WHAT YOU HAVE TO DO: With pictures omitted, copy exactly the lines from the one containing "Convert this screenshot" through the end of the records below.

================

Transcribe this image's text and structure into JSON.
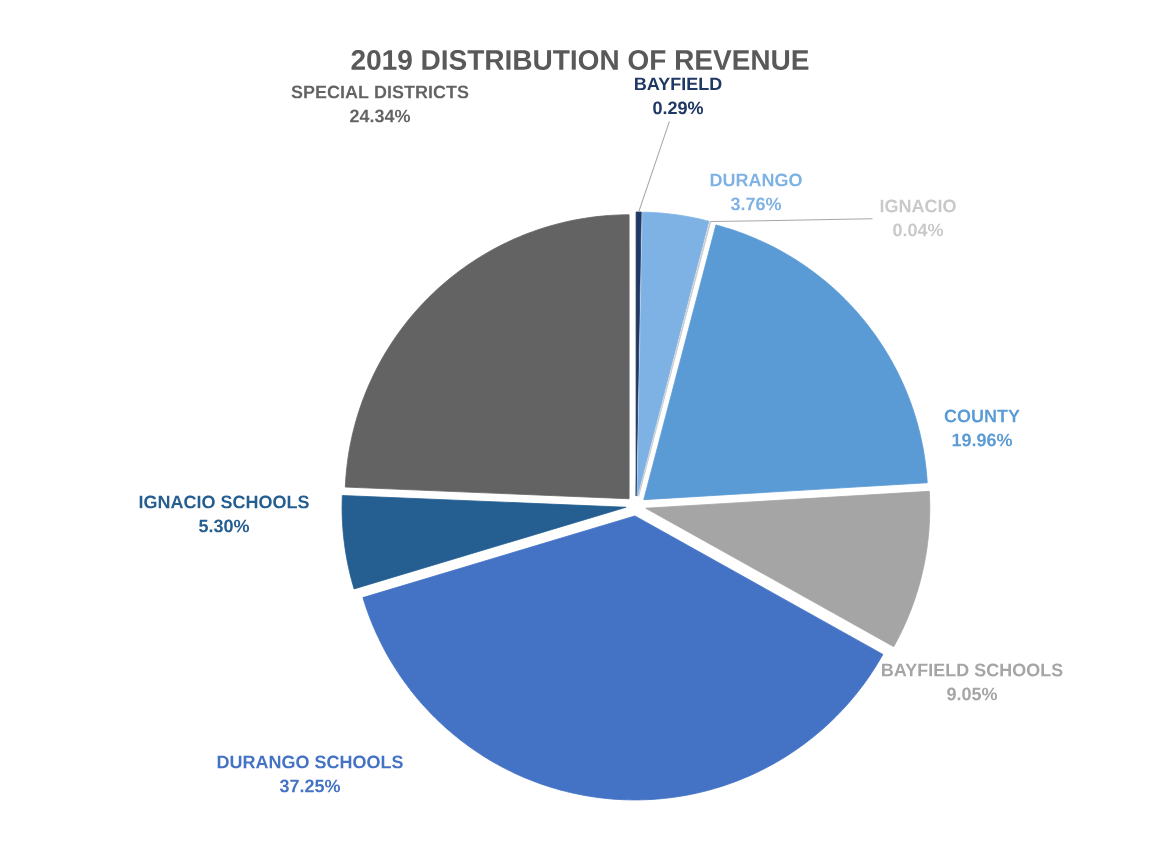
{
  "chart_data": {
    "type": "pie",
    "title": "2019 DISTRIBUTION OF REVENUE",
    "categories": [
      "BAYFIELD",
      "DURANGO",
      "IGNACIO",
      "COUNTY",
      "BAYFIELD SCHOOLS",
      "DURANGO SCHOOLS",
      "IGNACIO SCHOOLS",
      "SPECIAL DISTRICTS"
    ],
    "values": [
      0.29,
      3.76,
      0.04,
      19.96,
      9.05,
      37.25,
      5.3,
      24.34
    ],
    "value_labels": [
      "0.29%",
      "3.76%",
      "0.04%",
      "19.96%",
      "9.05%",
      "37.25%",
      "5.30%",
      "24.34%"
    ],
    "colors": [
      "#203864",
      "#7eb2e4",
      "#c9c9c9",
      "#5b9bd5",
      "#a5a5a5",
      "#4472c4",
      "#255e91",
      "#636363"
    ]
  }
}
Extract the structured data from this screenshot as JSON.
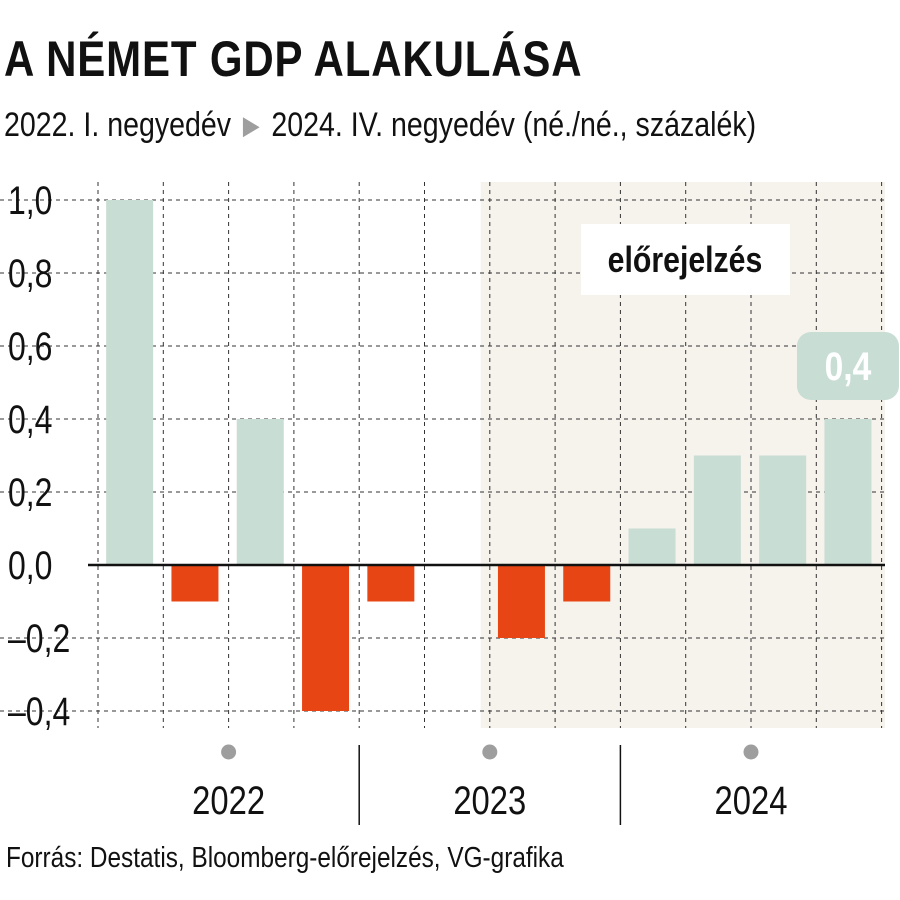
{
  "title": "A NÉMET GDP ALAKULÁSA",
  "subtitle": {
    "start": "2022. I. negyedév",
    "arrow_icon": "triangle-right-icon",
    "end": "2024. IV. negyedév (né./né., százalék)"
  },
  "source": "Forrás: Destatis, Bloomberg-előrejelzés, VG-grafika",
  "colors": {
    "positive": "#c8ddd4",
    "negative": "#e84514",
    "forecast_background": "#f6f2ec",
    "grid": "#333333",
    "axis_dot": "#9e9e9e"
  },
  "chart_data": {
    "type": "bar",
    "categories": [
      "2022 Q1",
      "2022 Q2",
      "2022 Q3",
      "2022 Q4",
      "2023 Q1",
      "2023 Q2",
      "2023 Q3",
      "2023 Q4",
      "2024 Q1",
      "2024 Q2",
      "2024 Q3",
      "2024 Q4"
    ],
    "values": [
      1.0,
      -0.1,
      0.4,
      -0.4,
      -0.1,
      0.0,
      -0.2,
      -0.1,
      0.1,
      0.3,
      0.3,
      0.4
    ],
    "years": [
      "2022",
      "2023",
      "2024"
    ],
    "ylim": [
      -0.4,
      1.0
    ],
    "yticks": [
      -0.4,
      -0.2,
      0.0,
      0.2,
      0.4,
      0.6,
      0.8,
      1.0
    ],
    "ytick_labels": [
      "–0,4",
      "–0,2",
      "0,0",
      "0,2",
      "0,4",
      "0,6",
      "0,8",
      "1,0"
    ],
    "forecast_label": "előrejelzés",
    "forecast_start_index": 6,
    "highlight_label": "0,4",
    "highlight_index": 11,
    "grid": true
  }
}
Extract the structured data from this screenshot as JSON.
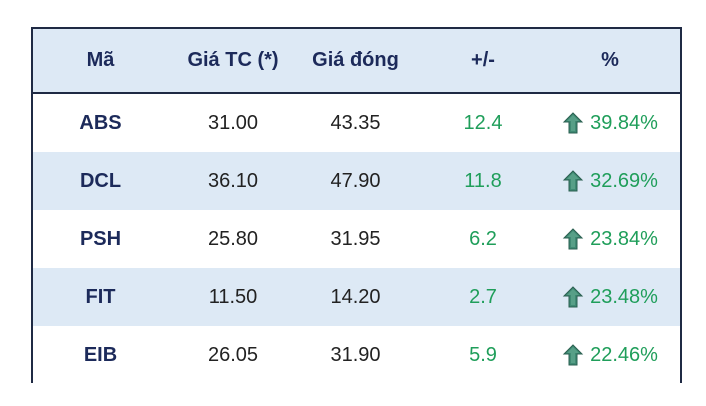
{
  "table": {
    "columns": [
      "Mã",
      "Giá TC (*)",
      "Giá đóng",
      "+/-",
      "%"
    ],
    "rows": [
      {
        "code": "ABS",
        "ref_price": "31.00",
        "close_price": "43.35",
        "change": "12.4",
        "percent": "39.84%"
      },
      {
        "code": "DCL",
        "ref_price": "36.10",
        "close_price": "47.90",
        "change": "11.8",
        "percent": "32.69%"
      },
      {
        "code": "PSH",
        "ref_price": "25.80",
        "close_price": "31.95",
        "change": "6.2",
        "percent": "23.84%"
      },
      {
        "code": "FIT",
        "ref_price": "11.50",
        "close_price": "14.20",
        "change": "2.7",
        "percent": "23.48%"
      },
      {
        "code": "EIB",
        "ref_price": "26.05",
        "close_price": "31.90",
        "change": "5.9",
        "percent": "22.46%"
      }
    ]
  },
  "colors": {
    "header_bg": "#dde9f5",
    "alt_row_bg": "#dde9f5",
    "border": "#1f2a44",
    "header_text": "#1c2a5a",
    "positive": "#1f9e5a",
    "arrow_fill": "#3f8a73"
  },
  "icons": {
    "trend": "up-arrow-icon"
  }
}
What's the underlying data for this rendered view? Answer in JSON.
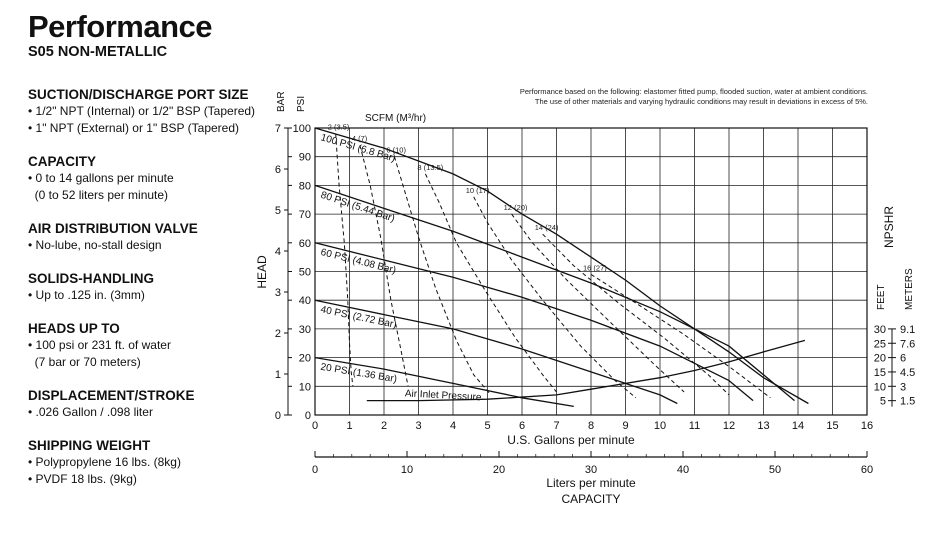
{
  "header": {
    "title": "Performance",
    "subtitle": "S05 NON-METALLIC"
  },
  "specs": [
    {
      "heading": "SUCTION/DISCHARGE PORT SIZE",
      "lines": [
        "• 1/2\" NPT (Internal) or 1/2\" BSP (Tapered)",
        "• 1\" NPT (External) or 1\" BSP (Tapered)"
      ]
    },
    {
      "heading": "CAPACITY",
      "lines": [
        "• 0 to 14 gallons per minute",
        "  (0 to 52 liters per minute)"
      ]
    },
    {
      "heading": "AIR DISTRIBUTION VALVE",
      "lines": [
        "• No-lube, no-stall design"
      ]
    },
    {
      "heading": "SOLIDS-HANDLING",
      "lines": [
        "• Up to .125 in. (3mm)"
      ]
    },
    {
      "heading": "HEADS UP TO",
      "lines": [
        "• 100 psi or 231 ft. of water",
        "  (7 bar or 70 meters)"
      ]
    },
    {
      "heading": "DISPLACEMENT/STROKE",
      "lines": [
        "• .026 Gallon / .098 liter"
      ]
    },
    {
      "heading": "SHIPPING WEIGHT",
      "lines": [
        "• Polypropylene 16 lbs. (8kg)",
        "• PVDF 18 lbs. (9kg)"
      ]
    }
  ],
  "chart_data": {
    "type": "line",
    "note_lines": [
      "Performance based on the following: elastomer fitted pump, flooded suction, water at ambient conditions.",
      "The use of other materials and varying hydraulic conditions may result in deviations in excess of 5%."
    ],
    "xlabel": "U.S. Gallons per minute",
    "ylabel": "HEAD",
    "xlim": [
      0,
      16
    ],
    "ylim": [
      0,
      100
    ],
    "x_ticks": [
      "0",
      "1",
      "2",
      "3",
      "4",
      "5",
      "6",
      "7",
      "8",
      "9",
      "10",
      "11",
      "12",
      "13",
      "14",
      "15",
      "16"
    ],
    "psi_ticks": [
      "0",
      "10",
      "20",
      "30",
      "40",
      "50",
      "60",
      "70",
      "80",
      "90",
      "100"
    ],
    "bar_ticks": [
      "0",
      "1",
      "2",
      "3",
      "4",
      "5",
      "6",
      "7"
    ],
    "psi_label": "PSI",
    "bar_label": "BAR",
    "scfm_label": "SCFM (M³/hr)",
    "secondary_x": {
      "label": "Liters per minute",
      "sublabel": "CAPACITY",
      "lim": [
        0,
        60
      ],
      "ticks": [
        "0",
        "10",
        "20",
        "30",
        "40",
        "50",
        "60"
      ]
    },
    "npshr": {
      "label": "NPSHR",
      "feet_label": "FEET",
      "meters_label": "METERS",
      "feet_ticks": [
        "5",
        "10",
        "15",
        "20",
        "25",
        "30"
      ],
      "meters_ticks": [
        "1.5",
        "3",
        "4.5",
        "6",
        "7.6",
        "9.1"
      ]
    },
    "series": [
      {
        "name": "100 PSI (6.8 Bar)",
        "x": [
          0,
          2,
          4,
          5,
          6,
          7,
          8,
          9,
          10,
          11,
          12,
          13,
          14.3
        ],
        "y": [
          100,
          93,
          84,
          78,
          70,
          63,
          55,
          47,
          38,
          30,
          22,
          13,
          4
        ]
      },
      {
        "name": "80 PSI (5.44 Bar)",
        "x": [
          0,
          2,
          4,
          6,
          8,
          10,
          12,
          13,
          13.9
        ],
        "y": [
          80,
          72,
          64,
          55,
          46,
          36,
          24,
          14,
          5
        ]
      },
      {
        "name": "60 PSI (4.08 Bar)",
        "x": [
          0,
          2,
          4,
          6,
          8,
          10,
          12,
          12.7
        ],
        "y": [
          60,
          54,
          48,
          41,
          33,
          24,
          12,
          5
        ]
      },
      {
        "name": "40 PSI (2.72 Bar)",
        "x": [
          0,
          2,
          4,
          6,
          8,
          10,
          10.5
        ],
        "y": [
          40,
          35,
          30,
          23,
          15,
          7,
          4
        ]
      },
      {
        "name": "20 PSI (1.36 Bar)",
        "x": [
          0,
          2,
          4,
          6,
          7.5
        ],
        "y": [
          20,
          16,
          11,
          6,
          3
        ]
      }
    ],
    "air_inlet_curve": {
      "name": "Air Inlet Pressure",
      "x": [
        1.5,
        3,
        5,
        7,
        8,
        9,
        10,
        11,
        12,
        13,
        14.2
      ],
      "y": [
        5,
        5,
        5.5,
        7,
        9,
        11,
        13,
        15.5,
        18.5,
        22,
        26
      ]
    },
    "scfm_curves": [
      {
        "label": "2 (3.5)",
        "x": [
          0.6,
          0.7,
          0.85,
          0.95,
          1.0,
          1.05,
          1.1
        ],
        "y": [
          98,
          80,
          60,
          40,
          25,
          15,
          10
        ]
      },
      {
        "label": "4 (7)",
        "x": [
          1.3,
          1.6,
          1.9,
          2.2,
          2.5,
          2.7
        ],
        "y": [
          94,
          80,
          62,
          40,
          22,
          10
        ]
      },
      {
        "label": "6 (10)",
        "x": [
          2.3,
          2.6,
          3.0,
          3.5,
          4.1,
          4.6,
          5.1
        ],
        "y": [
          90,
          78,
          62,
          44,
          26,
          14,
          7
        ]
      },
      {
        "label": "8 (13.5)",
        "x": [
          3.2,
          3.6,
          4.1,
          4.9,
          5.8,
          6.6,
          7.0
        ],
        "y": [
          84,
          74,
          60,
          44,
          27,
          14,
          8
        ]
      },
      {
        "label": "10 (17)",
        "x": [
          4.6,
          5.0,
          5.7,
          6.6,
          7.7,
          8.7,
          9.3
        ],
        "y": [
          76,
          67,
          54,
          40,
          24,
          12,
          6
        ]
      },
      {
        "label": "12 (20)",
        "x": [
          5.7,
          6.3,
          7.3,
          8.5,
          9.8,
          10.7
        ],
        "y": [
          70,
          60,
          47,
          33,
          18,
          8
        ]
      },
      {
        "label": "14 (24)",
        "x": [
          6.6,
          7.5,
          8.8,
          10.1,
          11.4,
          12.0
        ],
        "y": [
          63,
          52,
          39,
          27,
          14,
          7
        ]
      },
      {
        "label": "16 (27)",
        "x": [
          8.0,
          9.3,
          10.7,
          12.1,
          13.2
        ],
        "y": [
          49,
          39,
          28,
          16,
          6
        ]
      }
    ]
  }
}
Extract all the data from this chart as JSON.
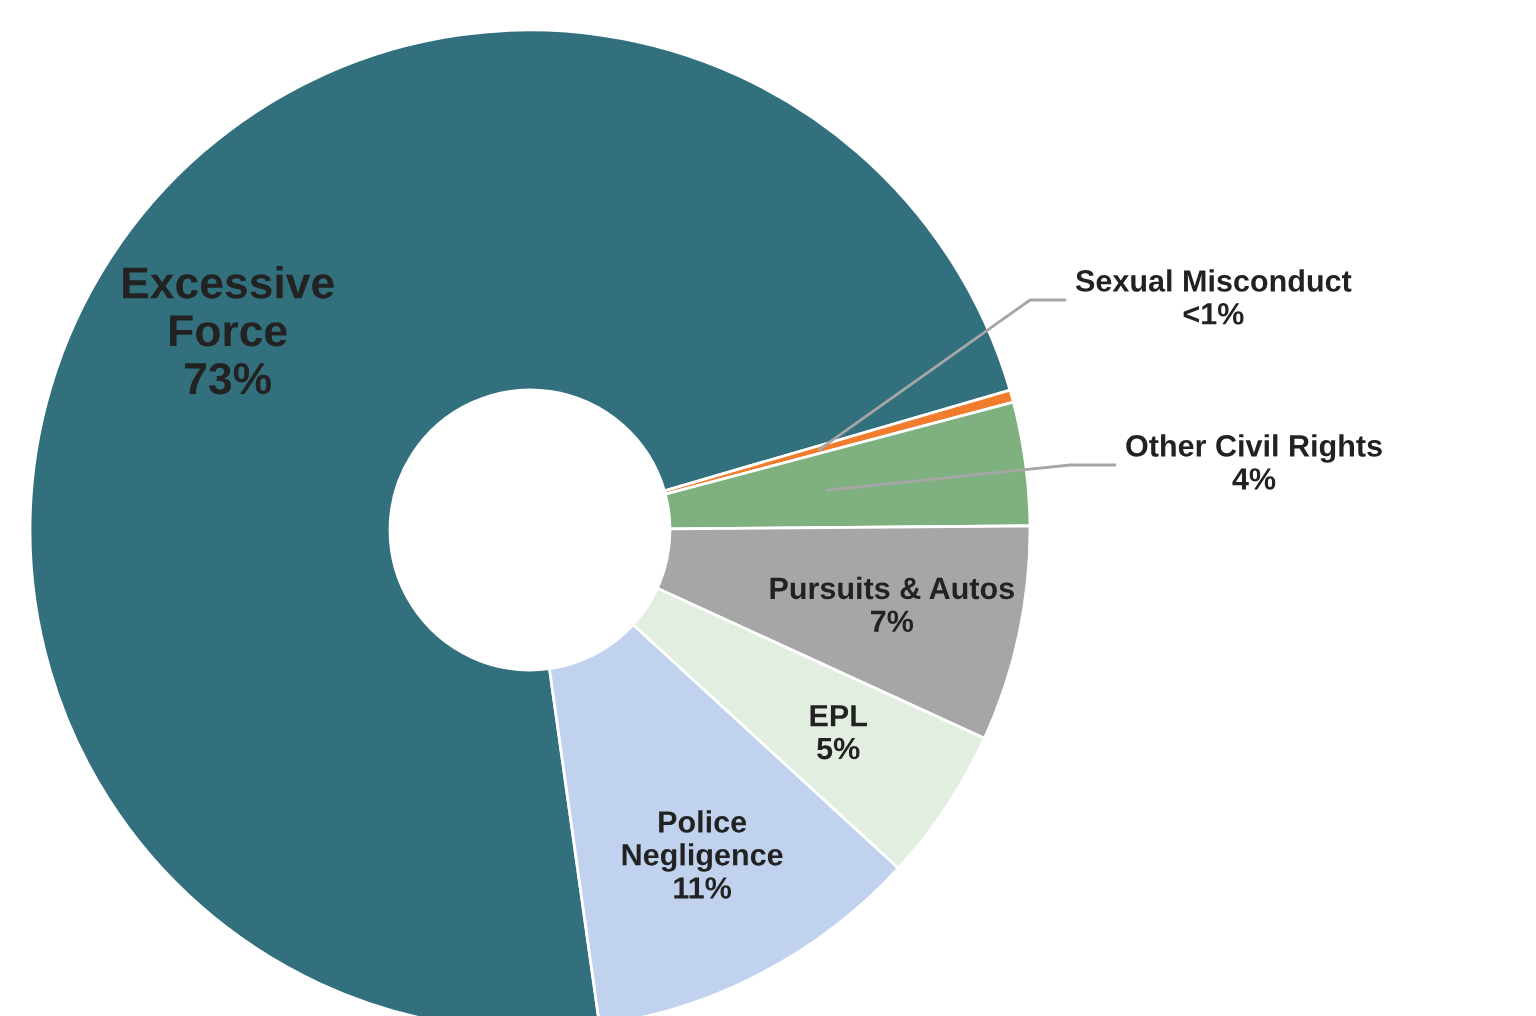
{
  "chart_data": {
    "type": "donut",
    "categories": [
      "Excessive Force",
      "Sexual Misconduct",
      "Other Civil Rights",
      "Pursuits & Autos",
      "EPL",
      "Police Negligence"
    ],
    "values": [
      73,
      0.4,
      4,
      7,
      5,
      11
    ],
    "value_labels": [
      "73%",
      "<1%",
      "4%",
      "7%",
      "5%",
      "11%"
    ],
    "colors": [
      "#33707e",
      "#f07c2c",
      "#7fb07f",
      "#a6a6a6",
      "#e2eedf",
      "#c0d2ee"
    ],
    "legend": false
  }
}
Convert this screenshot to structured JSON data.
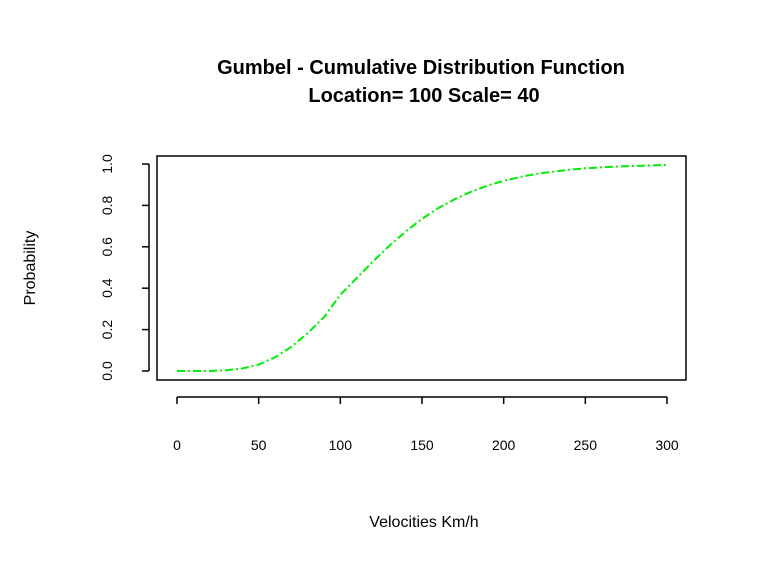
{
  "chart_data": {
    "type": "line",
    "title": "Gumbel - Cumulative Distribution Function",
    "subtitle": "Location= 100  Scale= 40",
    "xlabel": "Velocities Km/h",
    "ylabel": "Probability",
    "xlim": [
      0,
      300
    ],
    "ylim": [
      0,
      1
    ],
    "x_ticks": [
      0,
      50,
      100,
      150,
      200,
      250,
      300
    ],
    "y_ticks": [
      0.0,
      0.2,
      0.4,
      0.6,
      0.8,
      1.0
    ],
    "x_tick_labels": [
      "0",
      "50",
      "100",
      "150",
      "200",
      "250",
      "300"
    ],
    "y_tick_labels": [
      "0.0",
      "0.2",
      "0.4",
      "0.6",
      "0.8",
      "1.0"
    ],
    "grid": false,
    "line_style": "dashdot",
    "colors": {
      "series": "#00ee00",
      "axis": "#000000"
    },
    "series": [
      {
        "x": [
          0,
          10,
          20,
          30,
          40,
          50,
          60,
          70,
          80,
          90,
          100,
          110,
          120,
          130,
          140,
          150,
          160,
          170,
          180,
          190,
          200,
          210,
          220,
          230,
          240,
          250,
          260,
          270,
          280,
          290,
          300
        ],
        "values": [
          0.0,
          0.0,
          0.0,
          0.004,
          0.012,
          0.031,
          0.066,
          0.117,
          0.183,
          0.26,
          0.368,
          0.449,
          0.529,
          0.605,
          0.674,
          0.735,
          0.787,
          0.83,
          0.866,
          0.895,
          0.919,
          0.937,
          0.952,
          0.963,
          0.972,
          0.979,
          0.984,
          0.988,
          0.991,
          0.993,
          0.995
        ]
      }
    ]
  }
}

================

WORKED SOLUTION:
Convert this screenshot to structured JSON data.
{
  "chart_data": {
    "type": "line",
    "title": "Gumbel - Cumulative Distribution Function",
    "subtitle": "Location= 100  Scale= 40",
    "xlabel": "Velocities Km/h",
    "ylabel": "Probability",
    "xlim": [
      0,
      300
    ],
    "ylim": [
      0,
      1
    ],
    "x_ticks": [
      0,
      50,
      100,
      150,
      200,
      250,
      300
    ],
    "y_ticks": [
      0.0,
      0.2,
      0.4,
      0.6,
      0.8,
      1.0
    ],
    "x_tick_labels": [
      "0",
      "50",
      "100",
      "150",
      "200",
      "250",
      "300"
    ],
    "y_tick_labels": [
      "0.0",
      "0.2",
      "0.4",
      "0.6",
      "0.8",
      "1.0"
    ],
    "grid": false,
    "line_style": "dashdot",
    "colors": {
      "series": "#00ee00",
      "axis": "#000000"
    },
    "series": [
      {
        "x": [
          0,
          10,
          20,
          30,
          40,
          50,
          60,
          70,
          80,
          90,
          100,
          110,
          120,
          130,
          140,
          150,
          160,
          170,
          180,
          190,
          200,
          210,
          220,
          230,
          240,
          250,
          260,
          270,
          280,
          290,
          300
        ],
        "values": [
          0.0,
          0.0,
          0.0,
          0.004,
          0.012,
          0.031,
          0.066,
          0.117,
          0.183,
          0.26,
          0.368,
          0.449,
          0.529,
          0.605,
          0.674,
          0.735,
          0.787,
          0.83,
          0.866,
          0.895,
          0.919,
          0.937,
          0.952,
          0.963,
          0.972,
          0.979,
          0.984,
          0.988,
          0.991,
          0.993,
          0.995
        ]
      }
    ]
  }
}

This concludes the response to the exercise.